>> BEGIN Stored records

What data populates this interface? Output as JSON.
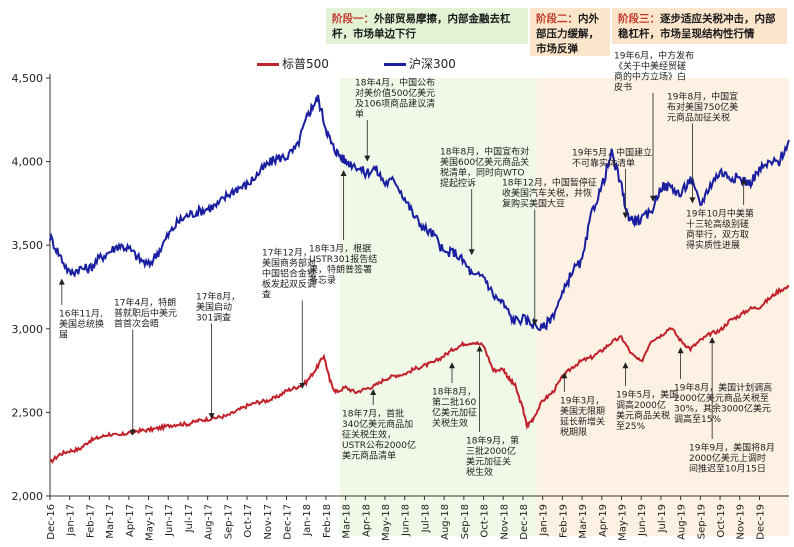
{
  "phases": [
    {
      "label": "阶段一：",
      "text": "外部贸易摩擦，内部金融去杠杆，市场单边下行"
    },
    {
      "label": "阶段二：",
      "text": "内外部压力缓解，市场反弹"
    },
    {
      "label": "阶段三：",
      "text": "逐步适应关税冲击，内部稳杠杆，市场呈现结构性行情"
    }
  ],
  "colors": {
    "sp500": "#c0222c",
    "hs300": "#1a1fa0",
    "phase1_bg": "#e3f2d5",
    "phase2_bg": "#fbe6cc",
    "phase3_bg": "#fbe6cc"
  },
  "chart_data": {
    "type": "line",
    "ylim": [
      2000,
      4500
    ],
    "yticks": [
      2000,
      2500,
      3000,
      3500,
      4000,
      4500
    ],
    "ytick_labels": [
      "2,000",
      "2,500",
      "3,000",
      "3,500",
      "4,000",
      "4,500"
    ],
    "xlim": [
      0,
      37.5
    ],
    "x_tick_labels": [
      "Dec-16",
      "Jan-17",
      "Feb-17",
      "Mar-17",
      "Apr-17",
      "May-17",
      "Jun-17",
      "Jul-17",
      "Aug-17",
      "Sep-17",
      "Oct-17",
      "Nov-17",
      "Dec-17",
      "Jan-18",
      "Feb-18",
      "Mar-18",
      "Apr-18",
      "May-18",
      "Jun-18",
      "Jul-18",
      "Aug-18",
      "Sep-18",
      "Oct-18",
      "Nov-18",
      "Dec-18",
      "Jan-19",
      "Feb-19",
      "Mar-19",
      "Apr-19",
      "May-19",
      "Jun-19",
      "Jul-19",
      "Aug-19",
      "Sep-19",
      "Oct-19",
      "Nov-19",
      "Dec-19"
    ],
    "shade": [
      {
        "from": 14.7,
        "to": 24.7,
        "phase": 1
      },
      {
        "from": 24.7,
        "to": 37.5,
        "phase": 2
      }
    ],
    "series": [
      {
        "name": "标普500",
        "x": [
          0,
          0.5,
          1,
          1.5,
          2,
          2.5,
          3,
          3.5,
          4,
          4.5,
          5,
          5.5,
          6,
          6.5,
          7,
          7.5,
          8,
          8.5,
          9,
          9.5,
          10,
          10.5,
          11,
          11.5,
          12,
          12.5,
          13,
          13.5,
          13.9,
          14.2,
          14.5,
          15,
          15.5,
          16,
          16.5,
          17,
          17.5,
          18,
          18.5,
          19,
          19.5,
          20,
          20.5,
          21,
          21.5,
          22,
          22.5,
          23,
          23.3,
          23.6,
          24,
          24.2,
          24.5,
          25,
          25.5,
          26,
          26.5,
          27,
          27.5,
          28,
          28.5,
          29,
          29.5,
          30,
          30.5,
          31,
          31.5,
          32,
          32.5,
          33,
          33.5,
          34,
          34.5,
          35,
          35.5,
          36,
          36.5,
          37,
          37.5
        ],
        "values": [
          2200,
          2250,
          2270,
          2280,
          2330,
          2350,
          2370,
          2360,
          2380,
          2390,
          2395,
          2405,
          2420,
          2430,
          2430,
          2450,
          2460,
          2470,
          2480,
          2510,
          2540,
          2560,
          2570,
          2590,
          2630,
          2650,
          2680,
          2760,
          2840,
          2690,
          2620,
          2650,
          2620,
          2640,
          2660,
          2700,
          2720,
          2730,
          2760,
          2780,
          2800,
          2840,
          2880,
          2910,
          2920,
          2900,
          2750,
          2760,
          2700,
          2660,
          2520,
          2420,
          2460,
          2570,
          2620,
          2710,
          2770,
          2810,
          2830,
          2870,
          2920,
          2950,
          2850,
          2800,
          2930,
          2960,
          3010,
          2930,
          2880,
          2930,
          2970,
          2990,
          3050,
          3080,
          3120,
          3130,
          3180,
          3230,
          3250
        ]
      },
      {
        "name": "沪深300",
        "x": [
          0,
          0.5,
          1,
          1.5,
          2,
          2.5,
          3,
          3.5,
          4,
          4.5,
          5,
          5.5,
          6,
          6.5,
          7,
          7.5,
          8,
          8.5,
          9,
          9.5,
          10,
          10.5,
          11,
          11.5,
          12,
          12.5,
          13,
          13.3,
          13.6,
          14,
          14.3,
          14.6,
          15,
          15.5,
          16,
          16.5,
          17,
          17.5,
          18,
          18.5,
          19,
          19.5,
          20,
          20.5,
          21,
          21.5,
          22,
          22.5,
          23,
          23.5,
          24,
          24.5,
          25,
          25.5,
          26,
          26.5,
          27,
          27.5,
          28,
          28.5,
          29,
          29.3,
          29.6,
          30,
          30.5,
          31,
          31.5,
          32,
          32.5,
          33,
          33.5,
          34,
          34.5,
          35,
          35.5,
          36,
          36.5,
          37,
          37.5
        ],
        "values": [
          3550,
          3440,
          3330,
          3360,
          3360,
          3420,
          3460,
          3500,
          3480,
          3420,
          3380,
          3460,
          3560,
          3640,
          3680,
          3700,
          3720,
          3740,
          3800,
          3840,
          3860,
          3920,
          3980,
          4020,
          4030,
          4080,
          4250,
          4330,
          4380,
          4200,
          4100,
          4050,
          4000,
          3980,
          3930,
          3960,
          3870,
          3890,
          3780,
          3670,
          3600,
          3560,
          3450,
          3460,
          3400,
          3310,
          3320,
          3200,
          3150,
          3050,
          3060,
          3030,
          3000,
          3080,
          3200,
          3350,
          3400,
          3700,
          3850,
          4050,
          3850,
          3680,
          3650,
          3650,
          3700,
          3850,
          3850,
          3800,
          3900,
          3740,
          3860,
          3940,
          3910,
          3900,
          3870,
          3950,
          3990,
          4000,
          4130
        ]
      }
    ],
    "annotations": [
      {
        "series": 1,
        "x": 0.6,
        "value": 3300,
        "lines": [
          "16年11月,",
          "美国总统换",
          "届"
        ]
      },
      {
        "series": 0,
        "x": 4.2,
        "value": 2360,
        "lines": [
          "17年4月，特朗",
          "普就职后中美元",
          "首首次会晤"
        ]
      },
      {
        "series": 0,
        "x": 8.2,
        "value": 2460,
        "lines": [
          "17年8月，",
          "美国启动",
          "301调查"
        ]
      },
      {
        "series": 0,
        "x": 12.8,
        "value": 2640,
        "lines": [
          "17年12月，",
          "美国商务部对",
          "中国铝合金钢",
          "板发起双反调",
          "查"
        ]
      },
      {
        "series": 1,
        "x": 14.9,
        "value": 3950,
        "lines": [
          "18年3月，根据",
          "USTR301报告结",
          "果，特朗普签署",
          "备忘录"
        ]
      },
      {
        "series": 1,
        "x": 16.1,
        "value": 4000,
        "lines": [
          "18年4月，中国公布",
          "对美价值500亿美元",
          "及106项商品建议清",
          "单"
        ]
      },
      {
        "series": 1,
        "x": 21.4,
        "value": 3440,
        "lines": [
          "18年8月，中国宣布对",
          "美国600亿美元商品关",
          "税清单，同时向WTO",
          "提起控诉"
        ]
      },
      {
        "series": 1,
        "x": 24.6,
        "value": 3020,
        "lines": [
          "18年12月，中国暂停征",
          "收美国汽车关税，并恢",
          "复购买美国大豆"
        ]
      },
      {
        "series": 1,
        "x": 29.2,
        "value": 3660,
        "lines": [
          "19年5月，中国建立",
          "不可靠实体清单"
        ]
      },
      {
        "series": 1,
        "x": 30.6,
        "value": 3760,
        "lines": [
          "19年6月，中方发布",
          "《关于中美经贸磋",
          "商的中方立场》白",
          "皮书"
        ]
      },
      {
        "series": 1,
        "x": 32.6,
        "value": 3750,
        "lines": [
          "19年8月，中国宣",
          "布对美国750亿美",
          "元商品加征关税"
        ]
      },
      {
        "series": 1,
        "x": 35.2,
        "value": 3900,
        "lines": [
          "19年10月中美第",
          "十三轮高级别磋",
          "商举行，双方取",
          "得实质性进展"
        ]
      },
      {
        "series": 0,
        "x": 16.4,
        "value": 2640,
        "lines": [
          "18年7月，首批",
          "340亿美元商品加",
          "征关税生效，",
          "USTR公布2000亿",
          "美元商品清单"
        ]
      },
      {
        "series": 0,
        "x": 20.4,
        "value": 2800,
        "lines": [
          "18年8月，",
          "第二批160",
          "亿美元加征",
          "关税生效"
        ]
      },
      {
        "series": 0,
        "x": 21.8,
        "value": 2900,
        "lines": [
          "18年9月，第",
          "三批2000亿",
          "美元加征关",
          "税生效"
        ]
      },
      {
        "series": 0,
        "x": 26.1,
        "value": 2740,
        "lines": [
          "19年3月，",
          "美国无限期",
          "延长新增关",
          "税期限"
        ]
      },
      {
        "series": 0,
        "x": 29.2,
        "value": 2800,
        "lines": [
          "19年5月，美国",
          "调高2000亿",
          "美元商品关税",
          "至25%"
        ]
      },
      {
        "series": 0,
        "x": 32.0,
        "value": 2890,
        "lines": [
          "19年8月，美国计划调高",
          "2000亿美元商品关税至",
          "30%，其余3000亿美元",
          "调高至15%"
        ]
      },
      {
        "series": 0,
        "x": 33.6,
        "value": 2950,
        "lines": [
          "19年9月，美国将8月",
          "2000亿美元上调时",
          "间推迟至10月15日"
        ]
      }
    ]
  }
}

>> END Stored records

» Exercise goal: Find the lines above that include the string "text" and copy them.

» Response:
      "text": "外部贸易摩擦，内部金融去杠杆，市场单边下行"
      "text": "内外部压力缓解，市场反弹"
      "text": "逐步适应关税冲击，内部稳杠杆，市场呈现结构性行情"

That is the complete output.